EXERCISE >> Go through the listing and return every line with "content" in it.

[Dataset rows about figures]
---*---

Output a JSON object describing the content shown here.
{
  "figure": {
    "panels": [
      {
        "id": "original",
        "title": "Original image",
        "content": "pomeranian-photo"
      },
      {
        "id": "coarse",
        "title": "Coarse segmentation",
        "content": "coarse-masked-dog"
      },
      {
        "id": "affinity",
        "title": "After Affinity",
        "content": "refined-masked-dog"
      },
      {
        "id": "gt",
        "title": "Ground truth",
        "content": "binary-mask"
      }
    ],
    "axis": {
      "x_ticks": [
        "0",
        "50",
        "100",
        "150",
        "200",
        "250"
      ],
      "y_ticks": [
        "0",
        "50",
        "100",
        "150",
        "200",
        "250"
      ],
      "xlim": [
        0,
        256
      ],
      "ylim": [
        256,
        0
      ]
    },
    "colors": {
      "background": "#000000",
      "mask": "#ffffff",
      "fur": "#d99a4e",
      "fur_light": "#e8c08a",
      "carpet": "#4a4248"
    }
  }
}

---*---

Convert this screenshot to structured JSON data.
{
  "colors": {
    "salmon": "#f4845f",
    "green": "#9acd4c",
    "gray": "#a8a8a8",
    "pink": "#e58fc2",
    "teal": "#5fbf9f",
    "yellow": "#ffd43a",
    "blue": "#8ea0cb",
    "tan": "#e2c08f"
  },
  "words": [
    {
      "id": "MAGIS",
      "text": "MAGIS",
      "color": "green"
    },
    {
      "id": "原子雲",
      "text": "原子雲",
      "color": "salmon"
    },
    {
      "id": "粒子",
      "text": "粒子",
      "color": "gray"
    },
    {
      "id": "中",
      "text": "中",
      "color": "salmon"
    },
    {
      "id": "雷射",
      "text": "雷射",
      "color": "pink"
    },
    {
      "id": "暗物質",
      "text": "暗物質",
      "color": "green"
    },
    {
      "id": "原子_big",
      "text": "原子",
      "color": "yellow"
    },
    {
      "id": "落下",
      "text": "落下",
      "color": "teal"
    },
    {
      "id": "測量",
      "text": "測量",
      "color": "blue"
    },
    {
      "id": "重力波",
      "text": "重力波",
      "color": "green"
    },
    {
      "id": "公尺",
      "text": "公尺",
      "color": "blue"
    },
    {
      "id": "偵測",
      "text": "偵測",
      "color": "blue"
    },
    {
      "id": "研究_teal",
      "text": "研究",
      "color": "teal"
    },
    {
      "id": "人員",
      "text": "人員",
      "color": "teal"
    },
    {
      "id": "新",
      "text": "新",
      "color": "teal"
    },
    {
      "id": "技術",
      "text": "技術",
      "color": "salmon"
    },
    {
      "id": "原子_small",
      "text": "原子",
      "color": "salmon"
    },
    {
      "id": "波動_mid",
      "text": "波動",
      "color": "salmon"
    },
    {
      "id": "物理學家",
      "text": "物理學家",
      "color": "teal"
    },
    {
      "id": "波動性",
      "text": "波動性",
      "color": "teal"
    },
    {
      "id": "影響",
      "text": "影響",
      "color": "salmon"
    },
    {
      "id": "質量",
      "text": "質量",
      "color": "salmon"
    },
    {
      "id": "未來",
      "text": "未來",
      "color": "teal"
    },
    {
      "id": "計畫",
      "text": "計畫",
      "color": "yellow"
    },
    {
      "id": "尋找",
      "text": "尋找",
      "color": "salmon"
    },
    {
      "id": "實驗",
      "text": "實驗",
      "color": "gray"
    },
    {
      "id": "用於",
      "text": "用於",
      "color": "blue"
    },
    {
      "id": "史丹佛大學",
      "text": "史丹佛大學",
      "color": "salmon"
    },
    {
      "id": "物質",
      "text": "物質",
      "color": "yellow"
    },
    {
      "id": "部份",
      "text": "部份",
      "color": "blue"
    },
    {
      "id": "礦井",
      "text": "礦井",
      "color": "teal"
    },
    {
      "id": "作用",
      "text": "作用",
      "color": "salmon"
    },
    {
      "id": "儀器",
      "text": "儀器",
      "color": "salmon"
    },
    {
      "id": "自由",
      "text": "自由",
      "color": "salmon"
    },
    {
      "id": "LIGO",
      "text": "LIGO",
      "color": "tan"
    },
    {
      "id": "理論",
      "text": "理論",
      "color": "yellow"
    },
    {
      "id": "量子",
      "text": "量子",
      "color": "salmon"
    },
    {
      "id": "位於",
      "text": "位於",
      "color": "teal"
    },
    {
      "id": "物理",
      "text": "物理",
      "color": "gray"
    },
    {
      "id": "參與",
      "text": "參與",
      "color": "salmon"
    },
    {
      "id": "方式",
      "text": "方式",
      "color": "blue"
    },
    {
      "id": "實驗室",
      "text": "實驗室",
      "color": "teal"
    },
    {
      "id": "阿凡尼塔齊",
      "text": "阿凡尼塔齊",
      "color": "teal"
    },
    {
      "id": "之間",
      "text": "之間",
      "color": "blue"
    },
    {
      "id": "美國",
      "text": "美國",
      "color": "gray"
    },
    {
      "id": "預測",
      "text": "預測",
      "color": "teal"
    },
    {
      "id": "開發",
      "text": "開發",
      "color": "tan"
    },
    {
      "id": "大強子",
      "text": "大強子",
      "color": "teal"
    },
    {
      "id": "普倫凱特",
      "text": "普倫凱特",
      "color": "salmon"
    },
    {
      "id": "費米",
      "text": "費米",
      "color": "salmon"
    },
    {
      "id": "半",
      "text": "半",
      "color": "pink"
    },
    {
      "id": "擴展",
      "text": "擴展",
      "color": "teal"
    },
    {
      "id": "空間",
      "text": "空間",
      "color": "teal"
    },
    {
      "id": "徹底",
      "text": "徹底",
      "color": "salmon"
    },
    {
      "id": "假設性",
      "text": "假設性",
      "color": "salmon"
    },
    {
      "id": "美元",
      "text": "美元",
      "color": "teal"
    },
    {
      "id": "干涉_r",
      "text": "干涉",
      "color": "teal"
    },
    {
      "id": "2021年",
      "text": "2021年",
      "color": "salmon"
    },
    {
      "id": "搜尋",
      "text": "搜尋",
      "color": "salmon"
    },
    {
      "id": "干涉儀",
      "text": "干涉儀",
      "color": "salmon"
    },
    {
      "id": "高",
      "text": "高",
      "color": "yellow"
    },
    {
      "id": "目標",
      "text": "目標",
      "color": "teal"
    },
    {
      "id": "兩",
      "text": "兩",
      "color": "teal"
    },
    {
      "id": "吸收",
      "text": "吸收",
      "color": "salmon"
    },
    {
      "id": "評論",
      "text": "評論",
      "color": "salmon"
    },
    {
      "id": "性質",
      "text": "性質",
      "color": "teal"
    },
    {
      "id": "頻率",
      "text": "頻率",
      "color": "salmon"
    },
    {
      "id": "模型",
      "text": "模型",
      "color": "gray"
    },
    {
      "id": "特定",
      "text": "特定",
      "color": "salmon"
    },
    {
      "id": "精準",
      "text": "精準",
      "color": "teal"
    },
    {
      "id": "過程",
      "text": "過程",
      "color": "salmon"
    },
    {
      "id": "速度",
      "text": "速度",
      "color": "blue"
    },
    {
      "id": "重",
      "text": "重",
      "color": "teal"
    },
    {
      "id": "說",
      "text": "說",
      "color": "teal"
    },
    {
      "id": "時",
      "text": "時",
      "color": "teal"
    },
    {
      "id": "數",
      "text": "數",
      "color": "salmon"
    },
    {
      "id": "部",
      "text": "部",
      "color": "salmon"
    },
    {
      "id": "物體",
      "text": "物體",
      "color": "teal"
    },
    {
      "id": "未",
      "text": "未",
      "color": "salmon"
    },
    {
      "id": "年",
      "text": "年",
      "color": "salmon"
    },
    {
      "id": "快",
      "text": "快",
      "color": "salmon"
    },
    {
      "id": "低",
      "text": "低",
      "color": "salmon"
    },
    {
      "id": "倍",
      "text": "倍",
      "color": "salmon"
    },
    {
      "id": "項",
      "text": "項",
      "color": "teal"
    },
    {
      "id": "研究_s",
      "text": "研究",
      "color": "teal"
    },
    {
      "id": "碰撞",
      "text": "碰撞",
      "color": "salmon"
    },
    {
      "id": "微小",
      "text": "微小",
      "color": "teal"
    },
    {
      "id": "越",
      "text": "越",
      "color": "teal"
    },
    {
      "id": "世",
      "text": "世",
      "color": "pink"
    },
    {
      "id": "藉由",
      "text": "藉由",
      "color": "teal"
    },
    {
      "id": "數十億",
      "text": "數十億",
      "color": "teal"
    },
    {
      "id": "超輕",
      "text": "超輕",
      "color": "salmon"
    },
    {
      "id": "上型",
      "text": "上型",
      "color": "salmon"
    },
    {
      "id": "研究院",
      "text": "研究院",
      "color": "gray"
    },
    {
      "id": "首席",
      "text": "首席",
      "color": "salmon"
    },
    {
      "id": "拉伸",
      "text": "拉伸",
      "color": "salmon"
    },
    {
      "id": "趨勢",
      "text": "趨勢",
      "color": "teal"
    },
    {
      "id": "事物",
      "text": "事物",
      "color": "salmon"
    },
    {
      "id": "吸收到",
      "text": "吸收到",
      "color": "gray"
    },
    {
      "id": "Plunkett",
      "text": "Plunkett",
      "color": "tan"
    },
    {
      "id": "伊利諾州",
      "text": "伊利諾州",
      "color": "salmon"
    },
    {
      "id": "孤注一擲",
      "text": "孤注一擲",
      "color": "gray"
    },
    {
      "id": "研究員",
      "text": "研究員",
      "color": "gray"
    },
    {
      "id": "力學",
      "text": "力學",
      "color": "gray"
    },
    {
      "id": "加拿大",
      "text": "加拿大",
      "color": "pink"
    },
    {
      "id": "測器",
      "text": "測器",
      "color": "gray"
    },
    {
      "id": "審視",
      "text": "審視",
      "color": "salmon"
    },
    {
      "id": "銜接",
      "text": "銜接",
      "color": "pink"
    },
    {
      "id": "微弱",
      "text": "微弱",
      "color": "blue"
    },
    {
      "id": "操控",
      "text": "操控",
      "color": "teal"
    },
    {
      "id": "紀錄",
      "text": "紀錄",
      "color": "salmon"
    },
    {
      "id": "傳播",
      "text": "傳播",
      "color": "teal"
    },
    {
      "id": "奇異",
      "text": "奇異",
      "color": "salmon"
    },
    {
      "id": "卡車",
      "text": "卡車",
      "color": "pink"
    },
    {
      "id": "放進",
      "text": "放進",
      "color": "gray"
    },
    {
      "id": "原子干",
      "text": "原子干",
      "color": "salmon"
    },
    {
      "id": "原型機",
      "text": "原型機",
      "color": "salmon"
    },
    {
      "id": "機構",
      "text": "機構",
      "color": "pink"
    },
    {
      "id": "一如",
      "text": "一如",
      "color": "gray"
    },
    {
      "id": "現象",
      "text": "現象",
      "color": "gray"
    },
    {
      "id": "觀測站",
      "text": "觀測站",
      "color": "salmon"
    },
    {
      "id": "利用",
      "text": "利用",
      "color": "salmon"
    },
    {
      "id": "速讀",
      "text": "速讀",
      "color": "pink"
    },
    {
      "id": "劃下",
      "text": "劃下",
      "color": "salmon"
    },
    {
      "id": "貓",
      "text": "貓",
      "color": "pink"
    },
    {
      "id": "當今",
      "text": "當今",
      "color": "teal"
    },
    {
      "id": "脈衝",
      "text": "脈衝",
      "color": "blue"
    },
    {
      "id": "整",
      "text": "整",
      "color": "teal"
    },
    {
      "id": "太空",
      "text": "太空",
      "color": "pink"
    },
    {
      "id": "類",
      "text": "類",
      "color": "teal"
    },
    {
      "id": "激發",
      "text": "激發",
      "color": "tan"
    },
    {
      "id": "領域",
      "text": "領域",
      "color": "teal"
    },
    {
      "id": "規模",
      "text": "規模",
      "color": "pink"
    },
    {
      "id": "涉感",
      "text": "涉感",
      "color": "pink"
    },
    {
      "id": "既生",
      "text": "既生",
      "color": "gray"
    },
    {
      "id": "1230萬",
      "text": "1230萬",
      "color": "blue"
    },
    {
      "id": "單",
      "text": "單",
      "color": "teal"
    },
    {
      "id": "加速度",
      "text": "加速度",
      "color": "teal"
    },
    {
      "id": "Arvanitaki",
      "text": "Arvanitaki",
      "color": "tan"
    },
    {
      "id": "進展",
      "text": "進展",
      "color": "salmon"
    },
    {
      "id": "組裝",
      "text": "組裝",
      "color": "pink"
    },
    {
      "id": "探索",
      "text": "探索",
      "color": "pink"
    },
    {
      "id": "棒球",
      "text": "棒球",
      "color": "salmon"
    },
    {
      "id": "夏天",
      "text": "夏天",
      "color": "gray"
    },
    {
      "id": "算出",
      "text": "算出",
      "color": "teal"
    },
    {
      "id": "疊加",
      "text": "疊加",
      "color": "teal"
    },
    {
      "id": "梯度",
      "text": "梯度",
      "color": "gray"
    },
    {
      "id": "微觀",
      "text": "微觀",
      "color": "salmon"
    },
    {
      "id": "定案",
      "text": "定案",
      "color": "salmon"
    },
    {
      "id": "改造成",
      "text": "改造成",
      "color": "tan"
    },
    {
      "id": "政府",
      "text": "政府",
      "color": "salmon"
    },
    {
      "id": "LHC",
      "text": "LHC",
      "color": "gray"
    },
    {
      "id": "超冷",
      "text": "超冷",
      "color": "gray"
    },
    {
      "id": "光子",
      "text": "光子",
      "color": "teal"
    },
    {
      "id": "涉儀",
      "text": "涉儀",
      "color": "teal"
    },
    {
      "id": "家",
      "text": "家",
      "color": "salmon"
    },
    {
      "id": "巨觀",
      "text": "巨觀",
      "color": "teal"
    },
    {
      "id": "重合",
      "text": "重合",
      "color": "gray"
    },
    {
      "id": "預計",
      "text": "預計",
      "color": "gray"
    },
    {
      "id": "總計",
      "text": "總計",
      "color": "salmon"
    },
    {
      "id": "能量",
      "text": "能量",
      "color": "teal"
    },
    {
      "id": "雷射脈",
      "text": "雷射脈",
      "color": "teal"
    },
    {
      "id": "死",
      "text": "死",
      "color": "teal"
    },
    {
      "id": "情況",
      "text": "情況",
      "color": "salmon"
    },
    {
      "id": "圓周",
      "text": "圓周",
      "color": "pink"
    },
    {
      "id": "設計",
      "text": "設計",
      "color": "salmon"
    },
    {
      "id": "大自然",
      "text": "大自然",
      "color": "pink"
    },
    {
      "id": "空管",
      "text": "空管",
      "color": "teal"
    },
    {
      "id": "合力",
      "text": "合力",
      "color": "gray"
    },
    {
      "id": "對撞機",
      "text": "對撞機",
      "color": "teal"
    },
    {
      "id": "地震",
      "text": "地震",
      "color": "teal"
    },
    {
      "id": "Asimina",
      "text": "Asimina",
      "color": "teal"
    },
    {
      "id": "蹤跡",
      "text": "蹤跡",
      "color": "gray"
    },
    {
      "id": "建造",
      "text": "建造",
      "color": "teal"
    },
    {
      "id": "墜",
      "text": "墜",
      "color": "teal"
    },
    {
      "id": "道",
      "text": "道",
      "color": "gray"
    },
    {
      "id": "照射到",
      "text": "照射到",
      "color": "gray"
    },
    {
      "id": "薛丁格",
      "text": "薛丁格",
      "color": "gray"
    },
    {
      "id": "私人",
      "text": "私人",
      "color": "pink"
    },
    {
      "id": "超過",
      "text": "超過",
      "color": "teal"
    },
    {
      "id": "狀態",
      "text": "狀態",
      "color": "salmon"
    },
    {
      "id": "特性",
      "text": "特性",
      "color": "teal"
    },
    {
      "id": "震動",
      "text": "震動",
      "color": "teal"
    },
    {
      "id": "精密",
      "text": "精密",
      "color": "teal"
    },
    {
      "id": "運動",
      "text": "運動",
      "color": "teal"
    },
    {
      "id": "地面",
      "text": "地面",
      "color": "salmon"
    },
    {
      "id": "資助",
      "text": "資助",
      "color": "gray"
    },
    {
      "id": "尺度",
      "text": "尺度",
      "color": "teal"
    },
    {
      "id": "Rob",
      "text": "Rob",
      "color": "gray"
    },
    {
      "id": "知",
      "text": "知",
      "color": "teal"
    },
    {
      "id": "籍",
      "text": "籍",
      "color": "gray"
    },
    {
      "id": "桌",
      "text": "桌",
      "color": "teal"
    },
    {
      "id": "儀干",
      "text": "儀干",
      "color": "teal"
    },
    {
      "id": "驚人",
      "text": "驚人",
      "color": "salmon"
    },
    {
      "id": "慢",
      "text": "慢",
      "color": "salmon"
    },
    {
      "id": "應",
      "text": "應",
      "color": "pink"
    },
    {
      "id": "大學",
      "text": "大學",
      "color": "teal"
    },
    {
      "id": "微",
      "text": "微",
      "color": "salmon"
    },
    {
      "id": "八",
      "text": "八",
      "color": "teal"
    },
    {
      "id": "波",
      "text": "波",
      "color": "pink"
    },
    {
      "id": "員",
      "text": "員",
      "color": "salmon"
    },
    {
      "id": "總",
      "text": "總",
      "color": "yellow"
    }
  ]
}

---*---

WRITTEN RESPONSE >>
Output a JSON object describing the content shown here.
        "content": "pomeranian-photo"
        "content": "coarse-masked-dog"
        "content": "refined-masked-dog"
        "content": "binary-mask"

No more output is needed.